- TASK DIRECTIONS
Can you print the records verbatim, starting at the first line and ending with the line that contains "feature-text: Изменения разрешены +", with both of those lines included?

Data items
****************************************

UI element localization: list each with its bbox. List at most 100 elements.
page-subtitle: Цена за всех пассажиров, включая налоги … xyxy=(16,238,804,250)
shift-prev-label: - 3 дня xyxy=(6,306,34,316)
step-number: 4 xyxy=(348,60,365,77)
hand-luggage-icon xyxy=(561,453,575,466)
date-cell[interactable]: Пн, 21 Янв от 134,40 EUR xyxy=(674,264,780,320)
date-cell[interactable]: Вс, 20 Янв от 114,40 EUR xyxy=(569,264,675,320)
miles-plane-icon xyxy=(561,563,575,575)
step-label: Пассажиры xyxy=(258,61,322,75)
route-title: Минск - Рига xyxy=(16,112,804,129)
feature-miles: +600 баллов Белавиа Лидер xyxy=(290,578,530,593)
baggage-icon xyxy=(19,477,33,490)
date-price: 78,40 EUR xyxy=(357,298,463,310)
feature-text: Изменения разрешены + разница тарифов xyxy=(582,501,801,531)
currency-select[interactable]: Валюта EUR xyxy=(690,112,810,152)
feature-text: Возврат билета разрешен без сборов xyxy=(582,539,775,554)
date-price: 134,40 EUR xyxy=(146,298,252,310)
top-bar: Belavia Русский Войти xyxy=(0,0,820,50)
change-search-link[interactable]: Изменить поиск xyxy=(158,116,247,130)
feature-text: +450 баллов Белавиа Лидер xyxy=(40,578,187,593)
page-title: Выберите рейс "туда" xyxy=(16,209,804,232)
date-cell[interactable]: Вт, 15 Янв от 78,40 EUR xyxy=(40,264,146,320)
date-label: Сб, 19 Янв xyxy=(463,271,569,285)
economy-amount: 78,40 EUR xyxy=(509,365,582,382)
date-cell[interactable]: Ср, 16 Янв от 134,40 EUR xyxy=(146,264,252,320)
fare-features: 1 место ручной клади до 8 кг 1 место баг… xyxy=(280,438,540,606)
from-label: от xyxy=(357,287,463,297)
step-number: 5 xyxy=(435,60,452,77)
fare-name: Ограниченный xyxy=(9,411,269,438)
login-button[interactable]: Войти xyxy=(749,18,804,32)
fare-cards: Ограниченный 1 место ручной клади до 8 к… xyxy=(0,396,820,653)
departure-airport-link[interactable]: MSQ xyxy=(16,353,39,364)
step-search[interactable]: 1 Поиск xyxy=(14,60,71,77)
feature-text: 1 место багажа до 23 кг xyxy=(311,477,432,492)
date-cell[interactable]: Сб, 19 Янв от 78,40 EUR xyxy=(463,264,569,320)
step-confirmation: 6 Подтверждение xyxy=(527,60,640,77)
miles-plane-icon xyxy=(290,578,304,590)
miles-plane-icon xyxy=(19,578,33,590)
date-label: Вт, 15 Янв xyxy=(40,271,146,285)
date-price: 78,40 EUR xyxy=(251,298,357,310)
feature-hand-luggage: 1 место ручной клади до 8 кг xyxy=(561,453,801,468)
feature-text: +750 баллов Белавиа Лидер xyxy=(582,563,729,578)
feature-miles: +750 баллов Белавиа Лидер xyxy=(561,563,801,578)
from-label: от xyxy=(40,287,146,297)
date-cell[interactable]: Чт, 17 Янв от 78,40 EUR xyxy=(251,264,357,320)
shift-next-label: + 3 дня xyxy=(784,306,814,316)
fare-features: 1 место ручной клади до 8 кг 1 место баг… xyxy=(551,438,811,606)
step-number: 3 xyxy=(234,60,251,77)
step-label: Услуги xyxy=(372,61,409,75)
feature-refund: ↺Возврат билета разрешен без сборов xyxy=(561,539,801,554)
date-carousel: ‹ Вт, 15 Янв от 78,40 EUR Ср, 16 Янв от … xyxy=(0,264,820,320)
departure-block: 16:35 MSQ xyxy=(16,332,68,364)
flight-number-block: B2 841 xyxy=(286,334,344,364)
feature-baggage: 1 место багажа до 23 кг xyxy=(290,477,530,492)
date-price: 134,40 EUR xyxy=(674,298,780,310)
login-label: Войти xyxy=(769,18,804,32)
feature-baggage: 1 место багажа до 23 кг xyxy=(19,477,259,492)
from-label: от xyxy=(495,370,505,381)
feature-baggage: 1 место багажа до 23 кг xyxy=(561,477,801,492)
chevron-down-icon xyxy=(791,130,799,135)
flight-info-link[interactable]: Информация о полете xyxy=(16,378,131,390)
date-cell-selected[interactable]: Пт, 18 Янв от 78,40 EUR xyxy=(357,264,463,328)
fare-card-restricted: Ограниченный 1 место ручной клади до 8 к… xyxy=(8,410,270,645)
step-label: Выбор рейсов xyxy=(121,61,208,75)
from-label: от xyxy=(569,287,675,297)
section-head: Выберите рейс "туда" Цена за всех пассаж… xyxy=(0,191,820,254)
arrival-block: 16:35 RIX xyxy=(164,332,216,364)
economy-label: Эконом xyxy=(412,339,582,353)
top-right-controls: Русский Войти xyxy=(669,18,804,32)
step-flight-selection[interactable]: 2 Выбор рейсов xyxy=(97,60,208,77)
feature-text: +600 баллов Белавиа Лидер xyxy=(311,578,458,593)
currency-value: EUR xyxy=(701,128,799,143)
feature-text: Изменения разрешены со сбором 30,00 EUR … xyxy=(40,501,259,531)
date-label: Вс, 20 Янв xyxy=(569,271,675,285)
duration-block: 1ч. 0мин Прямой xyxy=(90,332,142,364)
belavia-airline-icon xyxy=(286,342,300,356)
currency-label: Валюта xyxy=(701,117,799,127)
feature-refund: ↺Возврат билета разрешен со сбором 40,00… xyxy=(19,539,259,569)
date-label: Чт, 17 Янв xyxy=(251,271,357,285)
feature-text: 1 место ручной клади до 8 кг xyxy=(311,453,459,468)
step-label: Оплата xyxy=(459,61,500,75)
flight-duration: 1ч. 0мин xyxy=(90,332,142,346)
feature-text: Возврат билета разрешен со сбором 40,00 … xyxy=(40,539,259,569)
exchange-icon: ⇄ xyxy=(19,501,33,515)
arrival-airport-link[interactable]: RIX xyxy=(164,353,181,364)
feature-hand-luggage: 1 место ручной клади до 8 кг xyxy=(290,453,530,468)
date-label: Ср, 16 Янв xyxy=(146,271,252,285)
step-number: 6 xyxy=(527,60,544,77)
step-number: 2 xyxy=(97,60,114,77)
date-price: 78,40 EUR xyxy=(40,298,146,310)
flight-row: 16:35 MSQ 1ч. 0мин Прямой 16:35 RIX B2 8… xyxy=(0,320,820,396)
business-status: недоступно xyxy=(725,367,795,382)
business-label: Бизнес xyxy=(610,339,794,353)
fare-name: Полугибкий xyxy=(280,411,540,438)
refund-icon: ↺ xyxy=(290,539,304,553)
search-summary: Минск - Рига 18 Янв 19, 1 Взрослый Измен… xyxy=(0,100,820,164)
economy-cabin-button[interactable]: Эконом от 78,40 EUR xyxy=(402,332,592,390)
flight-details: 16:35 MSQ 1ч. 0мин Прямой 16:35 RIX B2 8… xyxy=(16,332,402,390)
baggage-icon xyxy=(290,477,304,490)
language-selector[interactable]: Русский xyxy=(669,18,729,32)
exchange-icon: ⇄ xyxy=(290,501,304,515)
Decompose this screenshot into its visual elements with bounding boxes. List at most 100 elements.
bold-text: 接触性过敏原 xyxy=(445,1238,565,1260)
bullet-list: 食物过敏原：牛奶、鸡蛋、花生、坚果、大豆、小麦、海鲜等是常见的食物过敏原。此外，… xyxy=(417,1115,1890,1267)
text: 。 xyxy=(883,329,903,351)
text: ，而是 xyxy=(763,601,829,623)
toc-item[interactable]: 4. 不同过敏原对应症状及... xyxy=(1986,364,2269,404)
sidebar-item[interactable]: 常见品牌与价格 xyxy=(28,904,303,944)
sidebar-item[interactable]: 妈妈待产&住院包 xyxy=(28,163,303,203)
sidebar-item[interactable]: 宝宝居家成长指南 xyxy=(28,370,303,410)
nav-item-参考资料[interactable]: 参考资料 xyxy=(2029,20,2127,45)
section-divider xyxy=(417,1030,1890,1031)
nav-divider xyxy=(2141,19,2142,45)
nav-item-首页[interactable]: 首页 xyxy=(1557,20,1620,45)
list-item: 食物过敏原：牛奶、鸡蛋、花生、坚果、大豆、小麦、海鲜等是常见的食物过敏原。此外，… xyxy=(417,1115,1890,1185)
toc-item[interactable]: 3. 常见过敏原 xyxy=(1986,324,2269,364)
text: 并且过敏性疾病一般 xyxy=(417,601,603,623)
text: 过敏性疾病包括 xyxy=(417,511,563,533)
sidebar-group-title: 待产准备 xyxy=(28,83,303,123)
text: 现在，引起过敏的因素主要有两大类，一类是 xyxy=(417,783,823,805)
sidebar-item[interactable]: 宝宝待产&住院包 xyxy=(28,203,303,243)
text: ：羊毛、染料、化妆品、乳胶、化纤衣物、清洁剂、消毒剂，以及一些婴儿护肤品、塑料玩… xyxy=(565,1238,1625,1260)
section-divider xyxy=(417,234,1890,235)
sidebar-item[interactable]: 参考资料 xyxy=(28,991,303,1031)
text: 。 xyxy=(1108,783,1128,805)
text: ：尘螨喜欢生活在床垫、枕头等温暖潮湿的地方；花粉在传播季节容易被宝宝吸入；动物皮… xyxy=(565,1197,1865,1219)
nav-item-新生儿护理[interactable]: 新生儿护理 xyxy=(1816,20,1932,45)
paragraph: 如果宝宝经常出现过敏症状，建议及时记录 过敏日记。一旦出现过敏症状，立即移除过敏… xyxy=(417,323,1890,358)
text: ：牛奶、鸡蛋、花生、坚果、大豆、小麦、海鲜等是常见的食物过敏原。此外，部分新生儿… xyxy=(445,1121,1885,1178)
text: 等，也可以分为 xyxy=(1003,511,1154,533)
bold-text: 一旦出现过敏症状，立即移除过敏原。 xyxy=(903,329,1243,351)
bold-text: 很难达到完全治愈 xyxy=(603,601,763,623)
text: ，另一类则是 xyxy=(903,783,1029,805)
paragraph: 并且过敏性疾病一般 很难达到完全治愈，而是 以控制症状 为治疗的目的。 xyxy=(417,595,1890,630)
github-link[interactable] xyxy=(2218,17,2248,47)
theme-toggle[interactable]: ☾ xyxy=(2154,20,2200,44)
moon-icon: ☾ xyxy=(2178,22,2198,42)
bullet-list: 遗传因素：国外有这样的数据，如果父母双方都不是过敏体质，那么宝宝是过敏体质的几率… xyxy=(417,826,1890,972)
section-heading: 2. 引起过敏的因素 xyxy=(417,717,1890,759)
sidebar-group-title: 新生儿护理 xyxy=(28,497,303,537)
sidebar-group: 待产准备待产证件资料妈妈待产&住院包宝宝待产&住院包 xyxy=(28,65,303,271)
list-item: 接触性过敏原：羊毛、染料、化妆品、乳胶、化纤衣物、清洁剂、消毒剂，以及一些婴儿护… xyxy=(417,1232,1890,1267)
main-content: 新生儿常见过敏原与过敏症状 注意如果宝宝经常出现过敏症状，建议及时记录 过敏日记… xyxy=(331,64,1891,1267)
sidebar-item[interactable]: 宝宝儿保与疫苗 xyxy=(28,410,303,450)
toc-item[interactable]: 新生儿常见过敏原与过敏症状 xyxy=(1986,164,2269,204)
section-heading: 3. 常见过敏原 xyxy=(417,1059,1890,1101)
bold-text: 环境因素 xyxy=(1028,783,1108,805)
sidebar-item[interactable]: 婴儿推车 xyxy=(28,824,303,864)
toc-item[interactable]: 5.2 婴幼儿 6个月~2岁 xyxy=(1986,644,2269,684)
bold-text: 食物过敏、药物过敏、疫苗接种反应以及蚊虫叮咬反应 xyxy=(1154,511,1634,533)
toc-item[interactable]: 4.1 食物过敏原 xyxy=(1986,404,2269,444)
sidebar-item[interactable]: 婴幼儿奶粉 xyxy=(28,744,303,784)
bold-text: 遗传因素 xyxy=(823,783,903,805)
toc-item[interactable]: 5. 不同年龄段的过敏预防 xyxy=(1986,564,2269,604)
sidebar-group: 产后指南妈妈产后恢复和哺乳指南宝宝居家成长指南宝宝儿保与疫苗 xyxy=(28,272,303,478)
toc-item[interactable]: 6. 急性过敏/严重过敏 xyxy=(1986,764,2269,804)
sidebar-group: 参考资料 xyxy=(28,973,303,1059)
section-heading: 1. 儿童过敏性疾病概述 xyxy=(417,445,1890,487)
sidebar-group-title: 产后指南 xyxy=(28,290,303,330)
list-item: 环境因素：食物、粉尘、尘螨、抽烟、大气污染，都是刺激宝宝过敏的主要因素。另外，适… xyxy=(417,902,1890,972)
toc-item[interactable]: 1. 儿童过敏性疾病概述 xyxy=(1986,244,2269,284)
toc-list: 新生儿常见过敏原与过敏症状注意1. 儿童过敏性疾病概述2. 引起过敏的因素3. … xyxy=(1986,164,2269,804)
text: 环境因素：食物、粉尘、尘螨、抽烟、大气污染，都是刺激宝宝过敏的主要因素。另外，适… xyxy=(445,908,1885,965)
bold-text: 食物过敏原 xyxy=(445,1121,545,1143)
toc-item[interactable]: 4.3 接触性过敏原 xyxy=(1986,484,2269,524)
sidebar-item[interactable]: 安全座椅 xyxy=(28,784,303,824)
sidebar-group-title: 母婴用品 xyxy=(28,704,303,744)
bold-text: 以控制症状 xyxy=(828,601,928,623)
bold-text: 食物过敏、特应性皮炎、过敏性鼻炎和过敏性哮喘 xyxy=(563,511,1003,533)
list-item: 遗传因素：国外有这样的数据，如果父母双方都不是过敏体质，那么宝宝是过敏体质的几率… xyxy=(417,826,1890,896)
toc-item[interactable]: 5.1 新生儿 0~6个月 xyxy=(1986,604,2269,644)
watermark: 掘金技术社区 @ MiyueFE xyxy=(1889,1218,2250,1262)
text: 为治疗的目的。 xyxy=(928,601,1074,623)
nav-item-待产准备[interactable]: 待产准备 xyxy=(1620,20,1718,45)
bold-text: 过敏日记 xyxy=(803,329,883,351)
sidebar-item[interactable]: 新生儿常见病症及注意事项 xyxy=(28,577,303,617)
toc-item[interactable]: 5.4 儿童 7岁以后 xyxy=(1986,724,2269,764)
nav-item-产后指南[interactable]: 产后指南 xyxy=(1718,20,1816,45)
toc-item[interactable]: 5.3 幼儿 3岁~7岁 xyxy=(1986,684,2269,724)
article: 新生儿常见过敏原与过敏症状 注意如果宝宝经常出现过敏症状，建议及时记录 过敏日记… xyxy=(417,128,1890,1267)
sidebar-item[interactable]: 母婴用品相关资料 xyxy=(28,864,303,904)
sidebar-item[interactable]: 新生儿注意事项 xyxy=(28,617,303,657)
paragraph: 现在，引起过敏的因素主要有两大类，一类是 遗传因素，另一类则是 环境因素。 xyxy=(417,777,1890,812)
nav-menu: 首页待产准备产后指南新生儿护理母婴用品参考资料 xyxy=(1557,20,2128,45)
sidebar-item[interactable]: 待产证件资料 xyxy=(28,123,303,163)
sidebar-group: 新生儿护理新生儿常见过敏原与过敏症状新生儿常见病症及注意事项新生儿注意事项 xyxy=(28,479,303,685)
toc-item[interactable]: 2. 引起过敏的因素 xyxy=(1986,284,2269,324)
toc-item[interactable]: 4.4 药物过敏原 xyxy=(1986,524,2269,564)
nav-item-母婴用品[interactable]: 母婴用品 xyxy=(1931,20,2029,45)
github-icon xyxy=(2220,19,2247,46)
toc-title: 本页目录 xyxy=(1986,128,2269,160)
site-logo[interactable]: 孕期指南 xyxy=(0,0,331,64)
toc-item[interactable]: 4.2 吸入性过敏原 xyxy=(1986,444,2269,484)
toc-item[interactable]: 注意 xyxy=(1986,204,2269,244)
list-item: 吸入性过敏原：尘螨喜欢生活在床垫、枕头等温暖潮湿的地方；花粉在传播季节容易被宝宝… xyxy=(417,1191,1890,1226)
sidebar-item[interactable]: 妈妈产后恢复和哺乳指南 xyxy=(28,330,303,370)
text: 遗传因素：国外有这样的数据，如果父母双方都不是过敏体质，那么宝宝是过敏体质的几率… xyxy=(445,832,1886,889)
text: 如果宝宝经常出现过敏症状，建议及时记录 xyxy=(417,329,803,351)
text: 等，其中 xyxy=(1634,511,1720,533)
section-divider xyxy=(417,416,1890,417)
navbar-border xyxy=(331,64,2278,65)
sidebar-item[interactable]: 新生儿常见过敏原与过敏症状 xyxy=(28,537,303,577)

****************************************

- EXERCISE RESPONSE
UI element localization: list each with its bbox. List at most 100 elements.
page-subtitle: Цена за всех пассажиров, включая налоги … xyxy=(16,238,804,250)
shift-prev-label: - 3 дня xyxy=(6,306,34,316)
step-number: 4 xyxy=(348,60,365,77)
hand-luggage-icon xyxy=(561,453,575,466)
date-cell[interactable]: Пн, 21 Янв от 134,40 EUR xyxy=(674,264,780,320)
date-cell[interactable]: Вс, 20 Янв от 114,40 EUR xyxy=(569,264,675,320)
miles-plane-icon xyxy=(561,563,575,575)
step-label: Пассажиры xyxy=(258,61,322,75)
route-title: Минск - Рига xyxy=(16,112,804,129)
feature-miles: +600 баллов Белавиа Лидер xyxy=(290,578,530,593)
baggage-icon xyxy=(19,477,33,490)
date-price: 78,40 EUR xyxy=(357,298,463,310)
feature-text: Изменения разрешены + разница тарифов xyxy=(582,501,801,531)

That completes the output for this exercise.